Your task is to print all of the data below exactly, with no pictures included.
─── DATA TO EXAMINE ───
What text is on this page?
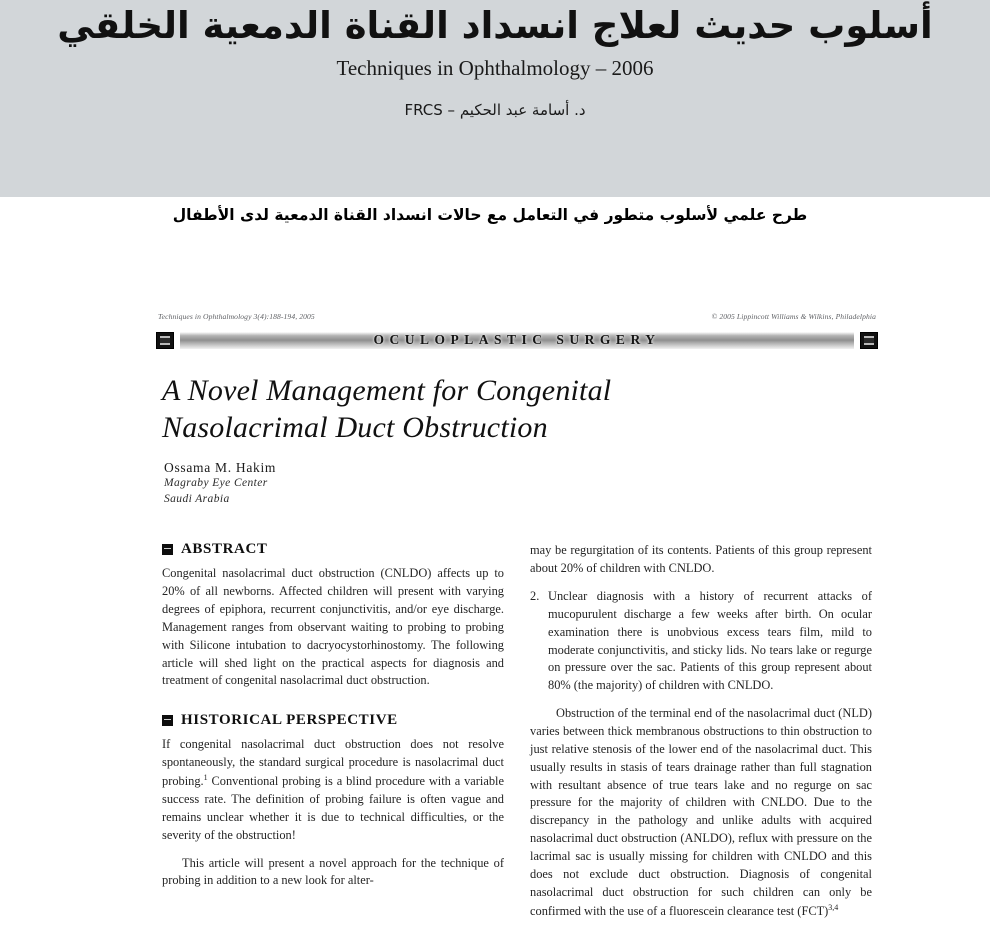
أسلوب حديث لعلاج انسداد القناة الدمعية الخلقي
Techniques in Ophthalmology – 2006
د. أسامة عبد الحكيم – FRCS
طرح علمي لأسلوب متطور في التعامل مع حالات انسداد القناة الدمعية لدى الأطفال
Techniques in Ophthalmology 3(4):188-194, 2005	© 2005 Lippincott Williams & Wilkins, Philadelphia
OCULOPLASTIC SURGERY
A Novel Management for Congenital Nasolacrimal Duct Obstruction
Ossama M. Hakim
Magraby Eye Center
Saudi Arabia
ABSTRACT

Congenital nasolacrimal duct obstruction (CNLDO) affects up to 20% of all newborns. Affected children will present with varying degrees of epiphora, recurrent conjunctivitis, and/or eye discharge. Management ranges from observant waiting to probing to probing with Silicone intubation to dacryocystorhinostomy. The following article will shed light on the practical aspects for diagnosis and treatment of congenital nasolacrimal duct obstruction.

HISTORICAL PERSPECTIVE

If congenital nasolacrimal duct obstruction does not resolve spontaneously, the standard surgical procedure is nasolacrimal duct probing.$^1$ Conventional probing is a blind procedure with a variable success rate. The definition of probing failure is often vague and remains unclear whether it is due to technical difficulties, or the severity of the obstruction!

This article will present a novel approach for the technique of probing in addition to a new look for alter-

may be regurgitation of its contents. Patients of this group represent about 20% of children with CNLDO.

2. Unclear diagnosis with a history of recurrent attacks of mucopurulent discharge a few weeks after birth. On ocular examination there is unobvious excess tears film, mild to moderate conjunctivitis, and sticky lids. No tears lake or regurge on pressure over the sac. Patients of this group represent about 80% (the majority) of children with CNLDO.

Obstruction of the terminal end of the nasolacrimal duct (NLD) varies between thick membranous obstructions to thin obstruction to just relative stenosis of the lower end of the nasolacrimal duct. This usually results in stasis of tears drainage rather than full stagnation with resultant absence of true tears lake and no regurge on sac pressure for the majority of children with CNLDO. Due to the discrepancy in the pathology and unlike adults with acquired nasolacrimal duct obstruction (ANLDO), reflux with pressure on the lacrimal sac is usually missing for children with CNLDO and this does not exclude duct obstruction. Diagnosis of congenital nasolacrimal duct obstruction for such children can only be confirmed with the use of a fluorescein clearance test (FCT)$^{3,4}$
───
ANSWER TO THE PROBLEM:
What text is on this page?
أسلوب حديث لعلاج انسداد القناة الدمعية الخلقي
Techniques in Ophthalmology – 2006
د. أسامة عبد الحكيم – FRCS
طرح علمي لأسلوب متطور في التعامل مع حالات انسداد القناة الدمعية لدى الأطفال
Techniques in Ophthalmology 3(4):188-194, 2005	© 2005 Lippincott Williams & Wilkins, Philadelphia
OCULOPLASTIC SURGERY
A Novel Management for Congenital Nasolacrimal Duct Obstruction
Ossama M. Hakim
Magraby Eye Center
Saudi Arabia
ABSTRACT

Congenital nasolacrimal duct obstruction (CNLDO) affects up to 20% of all newborns. Affected children will present with varying degrees of epiphora, recurrent conjunctivitis, and/or eye discharge. Management ranges from observant waiting to probing to probing with Silicone intubation to dacryocystorhinostomy. The following article will shed light on the practical aspects for diagnosis and treatment of congenital nasolacrimal duct obstruction.

HISTORICAL PERSPECTIVE

If congenital nasolacrimal duct obstruction does not resolve spontaneously, the standard surgical procedure is nasolacrimal duct probing.$^1$ Conventional probing is a blind procedure with a variable success rate. The definition of probing failure is often vague and remains unclear whether it is due to technical difficulties, or the severity of the obstruction!

This article will present a novel approach for the technique of probing in addition to a new look for alter-

may be regurgitation of its contents. Patients of this group represent about 20% of children with CNLDO.

2. Unclear diagnosis with a history of recurrent attacks of mucopurulent discharge a few weeks after birth. On ocular examination there is unobvious excess tears film, mild to moderate conjunctivitis, and sticky lids. No tears lake or regurge on pressure over the sac. Patients of this group represent about 80% (the majority) of children with CNLDO.

Obstruction of the terminal end of the nasolacrimal duct (NLD) varies between thick membranous obstructions to thin obstruction to just relative stenosis of the lower end of the nasolacrimal duct. This usually results in stasis of tears drainage rather than full stagnation with resultant absence of true tears lake and no regurge on sac pressure for the majority of children with CNLDO. Due to the discrepancy in the pathology and unlike adults with acquired nasolacrimal duct obstruction (ANLDO), reflux with pressure on the lacrimal sac is usually missing for children with CNLDO and this does not exclude duct obstruction. Diagnosis of congenital nasolacrimal duct obstruction for such children can only be confirmed with the use of a fluorescein clearance test (FCT)$^{3,4}$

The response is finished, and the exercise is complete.